# [What to work on]
Return the records in full, exactly as given.

[start of Provided data]

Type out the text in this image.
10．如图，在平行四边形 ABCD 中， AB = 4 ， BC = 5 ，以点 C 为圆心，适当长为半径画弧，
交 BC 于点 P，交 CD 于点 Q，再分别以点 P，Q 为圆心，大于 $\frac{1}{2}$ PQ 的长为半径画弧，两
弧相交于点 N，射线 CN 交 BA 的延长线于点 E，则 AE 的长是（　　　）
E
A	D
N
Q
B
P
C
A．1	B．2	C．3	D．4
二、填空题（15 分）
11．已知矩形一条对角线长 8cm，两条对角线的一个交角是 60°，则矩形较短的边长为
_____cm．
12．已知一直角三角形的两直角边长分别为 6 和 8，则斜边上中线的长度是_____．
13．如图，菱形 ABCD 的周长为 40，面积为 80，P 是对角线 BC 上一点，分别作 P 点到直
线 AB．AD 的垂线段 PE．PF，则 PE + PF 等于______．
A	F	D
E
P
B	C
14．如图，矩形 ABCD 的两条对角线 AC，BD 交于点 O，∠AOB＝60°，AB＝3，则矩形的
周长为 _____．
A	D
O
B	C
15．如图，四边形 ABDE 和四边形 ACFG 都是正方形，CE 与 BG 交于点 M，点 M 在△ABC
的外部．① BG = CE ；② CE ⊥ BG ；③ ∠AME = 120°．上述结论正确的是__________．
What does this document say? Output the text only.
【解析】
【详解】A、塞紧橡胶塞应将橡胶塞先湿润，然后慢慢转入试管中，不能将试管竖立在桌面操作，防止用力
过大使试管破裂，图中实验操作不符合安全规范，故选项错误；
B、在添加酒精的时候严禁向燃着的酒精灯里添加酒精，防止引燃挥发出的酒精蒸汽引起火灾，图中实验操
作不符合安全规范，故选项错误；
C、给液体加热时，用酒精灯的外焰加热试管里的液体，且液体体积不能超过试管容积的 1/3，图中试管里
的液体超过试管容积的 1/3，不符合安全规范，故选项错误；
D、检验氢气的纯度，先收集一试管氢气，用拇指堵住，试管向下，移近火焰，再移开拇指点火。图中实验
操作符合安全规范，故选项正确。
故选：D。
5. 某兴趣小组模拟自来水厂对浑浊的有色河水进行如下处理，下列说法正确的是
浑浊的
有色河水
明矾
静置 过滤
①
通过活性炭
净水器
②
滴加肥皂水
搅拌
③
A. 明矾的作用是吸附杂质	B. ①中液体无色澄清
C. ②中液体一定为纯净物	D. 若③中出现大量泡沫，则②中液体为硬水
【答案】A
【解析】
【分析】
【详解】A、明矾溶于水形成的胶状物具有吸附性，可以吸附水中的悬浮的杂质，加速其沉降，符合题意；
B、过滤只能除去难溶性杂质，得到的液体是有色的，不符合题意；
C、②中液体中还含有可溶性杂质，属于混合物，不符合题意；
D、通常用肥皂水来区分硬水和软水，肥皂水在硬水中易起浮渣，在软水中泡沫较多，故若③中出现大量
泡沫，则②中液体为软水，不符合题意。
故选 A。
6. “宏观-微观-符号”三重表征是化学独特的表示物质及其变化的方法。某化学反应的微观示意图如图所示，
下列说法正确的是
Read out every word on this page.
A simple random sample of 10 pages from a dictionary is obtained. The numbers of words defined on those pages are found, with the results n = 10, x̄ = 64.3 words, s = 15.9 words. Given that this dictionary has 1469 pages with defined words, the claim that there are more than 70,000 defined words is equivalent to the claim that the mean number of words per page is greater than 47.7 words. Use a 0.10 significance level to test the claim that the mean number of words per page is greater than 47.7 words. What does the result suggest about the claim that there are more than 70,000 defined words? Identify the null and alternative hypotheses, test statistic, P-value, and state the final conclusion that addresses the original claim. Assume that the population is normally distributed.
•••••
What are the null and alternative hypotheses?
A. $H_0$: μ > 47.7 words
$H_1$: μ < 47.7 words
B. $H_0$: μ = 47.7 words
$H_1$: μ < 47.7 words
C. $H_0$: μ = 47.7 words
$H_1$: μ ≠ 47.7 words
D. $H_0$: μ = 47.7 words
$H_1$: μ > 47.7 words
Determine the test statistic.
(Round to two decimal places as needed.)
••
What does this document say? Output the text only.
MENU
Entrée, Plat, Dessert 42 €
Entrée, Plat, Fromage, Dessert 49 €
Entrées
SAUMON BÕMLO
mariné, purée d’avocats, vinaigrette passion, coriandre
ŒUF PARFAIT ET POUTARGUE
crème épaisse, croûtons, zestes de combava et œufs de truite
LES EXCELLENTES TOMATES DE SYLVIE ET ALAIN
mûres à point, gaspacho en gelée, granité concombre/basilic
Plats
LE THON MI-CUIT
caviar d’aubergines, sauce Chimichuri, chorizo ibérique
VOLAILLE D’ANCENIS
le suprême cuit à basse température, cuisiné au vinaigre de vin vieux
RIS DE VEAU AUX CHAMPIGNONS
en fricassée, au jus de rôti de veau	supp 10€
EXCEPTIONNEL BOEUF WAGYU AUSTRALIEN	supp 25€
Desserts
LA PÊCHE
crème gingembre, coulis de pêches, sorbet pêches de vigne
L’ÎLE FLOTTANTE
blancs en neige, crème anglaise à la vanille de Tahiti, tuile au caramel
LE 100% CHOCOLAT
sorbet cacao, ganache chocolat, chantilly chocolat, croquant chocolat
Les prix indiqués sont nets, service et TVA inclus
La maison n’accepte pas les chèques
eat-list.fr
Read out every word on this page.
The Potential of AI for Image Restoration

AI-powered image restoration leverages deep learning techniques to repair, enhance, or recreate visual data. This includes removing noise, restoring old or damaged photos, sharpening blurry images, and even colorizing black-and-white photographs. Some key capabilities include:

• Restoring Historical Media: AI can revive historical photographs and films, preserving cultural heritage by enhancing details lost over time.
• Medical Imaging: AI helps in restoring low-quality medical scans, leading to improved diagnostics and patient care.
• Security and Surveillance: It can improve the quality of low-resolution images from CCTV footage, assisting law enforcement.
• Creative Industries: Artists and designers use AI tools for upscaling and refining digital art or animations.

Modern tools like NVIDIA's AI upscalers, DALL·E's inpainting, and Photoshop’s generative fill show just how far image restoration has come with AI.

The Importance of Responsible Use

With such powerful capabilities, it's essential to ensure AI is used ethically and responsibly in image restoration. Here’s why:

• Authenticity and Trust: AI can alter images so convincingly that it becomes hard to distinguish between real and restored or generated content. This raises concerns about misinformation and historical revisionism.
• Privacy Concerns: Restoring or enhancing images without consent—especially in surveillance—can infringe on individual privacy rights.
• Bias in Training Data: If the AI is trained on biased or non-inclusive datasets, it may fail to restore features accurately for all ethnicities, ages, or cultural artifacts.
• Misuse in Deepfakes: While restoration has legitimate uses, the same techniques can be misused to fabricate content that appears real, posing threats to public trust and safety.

[end of Provided data]

# [Exercise answer]
Type out the text in this image.
10．如图，在平行四边形 ABCD 中， AB = 4 ， BC = 5 ，以点 C 为圆心，适当长为半径画弧，
交 BC 于点 P，交 CD 于点 Q，再分别以点 P，Q 为圆心，大于 $\frac{1}{2}$ PQ 的长为半径画弧，两
弧相交于点 N，射线 CN 交 BA 的延长线于点 E，则 AE 的长是（　　　）
E
A	D
N
Q
B
P
C
A．1	B．2	C．3	D．4
二、填空题（15 分）
11．已知矩形一条对角线长 8cm，两条对角线的一个交角是 60°，则矩形较短的边长为
_____cm．
12．已知一直角三角形的两直角边长分别为 6 和 8，则斜边上中线的长度是_____．
13．如图，菱形 ABCD 的周长为 40，面积为 80，P 是对角线 BC 上一点，分别作 P 点到直
线 AB．AD 的垂线段 PE．PF，则 PE + PF 等于______．
A	F	D
E
P
B	C
14．如图，矩形 ABCD 的两条对角线 AC，BD 交于点 O，∠AOB＝60°，AB＝3，则矩形的
周长为 _____．
A	D
O
B	C
15．如图，四边形 ABDE 和四边形 ACFG 都是正方形，CE 与 BG 交于点 M，点 M 在△ABC
的外部．① BG = CE ；② CE ⊥ BG ；③ ∠AME = 120°．上述结论正确的是__________．
What does this document say? Output the text only.
【解析】
【详解】A、塞紧橡胶塞应将橡胶塞先湿润，然后慢慢转入试管中，不能将试管竖立在桌面操作，防止用力
过大使试管破裂，图中实验操作不符合安全规范，故选项错误；
B、在添加酒精的时候严禁向燃着的酒精灯里添加酒精，防止引燃挥发出的酒精蒸汽引起火灾，图中实验操
作不符合安全规范，故选项错误；
C、给液体加热时，用酒精灯的外焰加热试管里的液体，且液体体积不能超过试管容积的 1/3，图中试管里
的液体超过试管容积的 1/3，不符合安全规范，故选项错误；
D、检验氢气的纯度，先收集一试管氢气，用拇指堵住，试管向下，移近火焰，再移开拇指点火。图中实验
操作符合安全规范，故选项正确。
故选：D。
5. 某兴趣小组模拟自来水厂对浑浊的有色河水进行如下处理，下列说法正确的是
浑浊的
有色河水
明矾
静置 过滤
①
通过活性炭
净水器
②
滴加肥皂水
搅拌
③
A. 明矾的作用是吸附杂质	B. ①中液体无色澄清
C. ②中液体一定为纯净物	D. 若③中出现大量泡沫，则②中液体为硬水
【答案】A
【解析】
【分析】
【详解】A、明矾溶于水形成的胶状物具有吸附性，可以吸附水中的悬浮的杂质，加速其沉降，符合题意；
B、过滤只能除去难溶性杂质，得到的液体是有色的，不符合题意；
C、②中液体中还含有可溶性杂质，属于混合物，不符合题意；
D、通常用肥皂水来区分硬水和软水，肥皂水在硬水中易起浮渣，在软水中泡沫较多，故若③中出现大量
泡沫，则②中液体为软水，不符合题意。
故选 A。
6. “宏观-微观-符号”三重表征是化学独特的表示物质及其变化的方法。某化学反应的微观示意图如图所示，
下列说法正确的是
Read out every word on this page.
A simple random sample of 10 pages from a dictionary is obtained. The numbers of words defined on those pages are found, with the results n = 10, x̄ = 64.3 words, s = 15.9 words. Given that this dictionary has 1469 pages with defined words, the claim that there are more than 70,000 defined words is equivalent to the claim that the mean number of words per page is greater than 47.7 words. Use a 0.10 significance level to test the claim that the mean number of words per page is greater than 47.7 words. What does the result suggest about the claim that there are more than 70,000 defined words? Identify the null and alternative hypotheses, test statistic, P-value, and state the final conclusion that addresses the original claim. Assume that the population is normally distributed.
•••••
What are the null and alternative hypotheses?
A. $H_0$: μ > 47.7 words
$H_1$: μ < 47.7 words
B. $H_0$: μ = 47.7 words
$H_1$: μ < 47.7 words
C. $H_0$: μ = 47.7 words
$H_1$: μ ≠ 47.7 words
D. $H_0$: μ = 47.7 words
$H_1$: μ > 47.7 words
Determine the test statistic.
(Round to two decimal places as needed.)
••
What does this document say? Output the text only.
MENU
Entrée, Plat, Dessert 42 €
Entrée, Plat, Fromage, Dessert 49 €
Entrées
SAUMON BÕMLO
mariné, purée d’avocats, vinaigrette passion, coriandre
ŒUF PARFAIT ET POUTARGUE
crème épaisse, croûtons, zestes de combava et œufs de truite
LES EXCELLENTES TOMATES DE SYLVIE ET ALAIN
mûres à point, gaspacho en gelée, granité concombre/basilic
Plats
LE THON MI-CUIT
caviar d’aubergines, sauce Chimichuri, chorizo ibérique
VOLAILLE D’ANCENIS
le suprême cuit à basse température, cuisiné au vinaigre de vin vieux
RIS DE VEAU AUX CHAMPIGNONS
en fricassée, au jus de rôti de veau	supp 10€
EXCEPTIONNEL BOEUF WAGYU AUSTRALIEN	supp 25€
Desserts
LA PÊCHE
crème gingembre, coulis de pêches, sorbet pêches de vigne
L’ÎLE FLOTTANTE
blancs en neige, crème anglaise à la vanille de Tahiti, tuile au caramel
LE 100% CHOCOLAT
sorbet cacao, ganache chocolat, chantilly chocolat, croquant chocolat
Les prix indiqués sont nets, service et TVA inclus
La maison n’accepte pas les chèques
eat-list.fr
Read out every word on this page.
The Potential of AI for Image Restoration

AI-powered image restoration leverages deep learning techniques to repair, enhance, or recreate visual data. This includes removing noise, restoring old or damaged photos, sharpening blurry images, and even colorizing black-and-white photographs. Some key capabilities include:

• Restoring Historical Media: AI can revive historical photographs and films, preserving cultural heritage by enhancing details lost over time.
• Medical Imaging: AI helps in restoring low-quality medical scans, leading to improved diagnostics and patient care.
• Security and Surveillance: It can improve the quality of low-resolution images from CCTV footage, assisting law enforcement.
• Creative Industries: Artists and designers use AI tools for upscaling and refining digital art or animations.

Modern tools like NVIDIA's AI upscalers, DALL·E's inpainting, and Photoshop’s generative fill show just how far image restoration has come with AI.

The Importance of Responsible Use

With such powerful capabilities, it's essential to ensure AI is used ethically and responsibly in image restoration. Here’s why:

• Authenticity and Trust: AI can alter images so convincingly that it becomes hard to distinguish between real and restored or generated content. This raises concerns about misinformation and historical revisionism.
• Privacy Concerns: Restoring or enhancing images without consent—especially in surveillance—can infringe on individual privacy rights.
• Bias in Training Data: If the AI is trained on biased or non-inclusive datasets, it may fail to restore features accurately for all ethnicities, ages, or cultural artifacts.
• Misuse in Deepfakes: While restoration has legitimate uses, the same techniques can be misused to fabricate content that appears real, posing threats to public trust and safety.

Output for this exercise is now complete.